PROBLEM DESCRIPTION>
Without omitting anything, retype the data that follows.
-=-=-=-=-
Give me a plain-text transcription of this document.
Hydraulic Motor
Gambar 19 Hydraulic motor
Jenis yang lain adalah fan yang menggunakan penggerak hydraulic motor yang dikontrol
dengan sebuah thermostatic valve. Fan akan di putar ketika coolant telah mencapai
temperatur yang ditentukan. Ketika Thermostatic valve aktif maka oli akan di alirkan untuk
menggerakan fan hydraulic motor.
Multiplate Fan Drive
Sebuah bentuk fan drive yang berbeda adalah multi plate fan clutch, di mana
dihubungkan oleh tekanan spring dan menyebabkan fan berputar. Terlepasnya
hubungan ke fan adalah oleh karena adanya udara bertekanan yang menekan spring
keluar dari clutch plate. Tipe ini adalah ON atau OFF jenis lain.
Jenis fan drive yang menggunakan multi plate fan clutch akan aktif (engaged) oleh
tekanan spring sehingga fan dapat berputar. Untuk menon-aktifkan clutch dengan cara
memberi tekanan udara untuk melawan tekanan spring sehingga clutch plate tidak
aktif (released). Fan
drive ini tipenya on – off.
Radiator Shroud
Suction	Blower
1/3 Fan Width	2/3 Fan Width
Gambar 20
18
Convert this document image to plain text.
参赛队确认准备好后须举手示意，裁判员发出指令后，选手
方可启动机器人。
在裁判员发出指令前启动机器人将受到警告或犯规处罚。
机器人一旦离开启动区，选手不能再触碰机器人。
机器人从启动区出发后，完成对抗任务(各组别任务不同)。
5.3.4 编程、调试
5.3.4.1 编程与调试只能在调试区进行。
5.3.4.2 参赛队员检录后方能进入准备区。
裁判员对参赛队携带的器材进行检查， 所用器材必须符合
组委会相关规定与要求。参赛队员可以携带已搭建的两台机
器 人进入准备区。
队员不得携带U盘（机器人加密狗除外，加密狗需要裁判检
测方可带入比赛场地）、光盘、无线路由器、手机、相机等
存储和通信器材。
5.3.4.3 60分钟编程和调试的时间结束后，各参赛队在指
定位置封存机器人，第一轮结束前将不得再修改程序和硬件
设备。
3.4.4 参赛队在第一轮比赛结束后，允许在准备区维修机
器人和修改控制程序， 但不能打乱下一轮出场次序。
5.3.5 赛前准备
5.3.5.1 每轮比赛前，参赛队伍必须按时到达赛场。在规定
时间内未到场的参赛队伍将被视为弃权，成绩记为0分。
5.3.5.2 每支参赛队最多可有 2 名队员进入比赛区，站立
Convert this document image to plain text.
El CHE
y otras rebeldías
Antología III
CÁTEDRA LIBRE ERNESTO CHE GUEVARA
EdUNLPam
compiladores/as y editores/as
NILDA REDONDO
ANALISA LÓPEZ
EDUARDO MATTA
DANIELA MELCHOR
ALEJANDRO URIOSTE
-=-=-=-=-
WRITTEN RESPONSE>
Give me a plain-text transcription of this document.
Hydraulic Motor
Gambar 19 Hydraulic motor
Jenis yang lain adalah fan yang menggunakan penggerak hydraulic motor yang dikontrol
dengan sebuah thermostatic valve. Fan akan di putar ketika coolant telah mencapai
temperatur yang ditentukan. Ketika Thermostatic valve aktif maka oli akan di alirkan untuk
menggerakan fan hydraulic motor.
Multiplate Fan Drive
Sebuah bentuk fan drive yang berbeda adalah multi plate fan clutch, di mana
dihubungkan oleh tekanan spring dan menyebabkan fan berputar. Terlepasnya
hubungan ke fan adalah oleh karena adanya udara bertekanan yang menekan spring
keluar dari clutch plate. Tipe ini adalah ON atau OFF jenis lain.
Jenis fan drive yang menggunakan multi plate fan clutch akan aktif (engaged) oleh
tekanan spring sehingga fan dapat berputar. Untuk menon-aktifkan clutch dengan cara
memberi tekanan udara untuk melawan tekanan spring sehingga clutch plate tidak
aktif (released). Fan
drive ini tipenya on – off.
Radiator Shroud
Suction	Blower
1/3 Fan Width	2/3 Fan Width
Gambar 20
18
Convert this document image to plain text.
参赛队确认准备好后须举手示意，裁判员发出指令后，选手
方可启动机器人。
在裁判员发出指令前启动机器人将受到警告或犯规处罚。
机器人一旦离开启动区，选手不能再触碰机器人。
机器人从启动区出发后，完成对抗任务(各组别任务不同)。
5.3.4 编程、调试
5.3.4.1 编程与调试只能在调试区进行。
5.3.4.2 参赛队员检录后方能进入准备区。
裁判员对参赛队携带的器材进行检查， 所用器材必须符合
组委会相关规定与要求。参赛队员可以携带已搭建的两台机
器 人进入准备区。
队员不得携带U盘（机器人加密狗除外，加密狗需要裁判检
测方可带入比赛场地）、光盘、无线路由器、手机、相机等
存储和通信器材。
5.3.4.3 60分钟编程和调试的时间结束后，各参赛队在指
定位置封存机器人，第一轮结束前将不得再修改程序和硬件
设备。
3.4.4 参赛队在第一轮比赛结束后，允许在准备区维修机
器人和修改控制程序， 但不能打乱下一轮出场次序。
5.3.5 赛前准备
5.3.5.1 每轮比赛前，参赛队伍必须按时到达赛场。在规定
时间内未到场的参赛队伍将被视为弃权，成绩记为0分。
5.3.5.2 每支参赛队最多可有 2 名队员进入比赛区，站立
Convert this document image to plain text.
El CHE
y otras rebeldías
Antología III
CÁTEDRA LIBRE ERNESTO CHE GUEVARA
EdUNLPam
compiladores/as y editores/as
NILDA REDONDO
ANALISA LÓPEZ
EDUARDO MATTA
DANIELA MELCHOR
ALEJANDRO URIOSTE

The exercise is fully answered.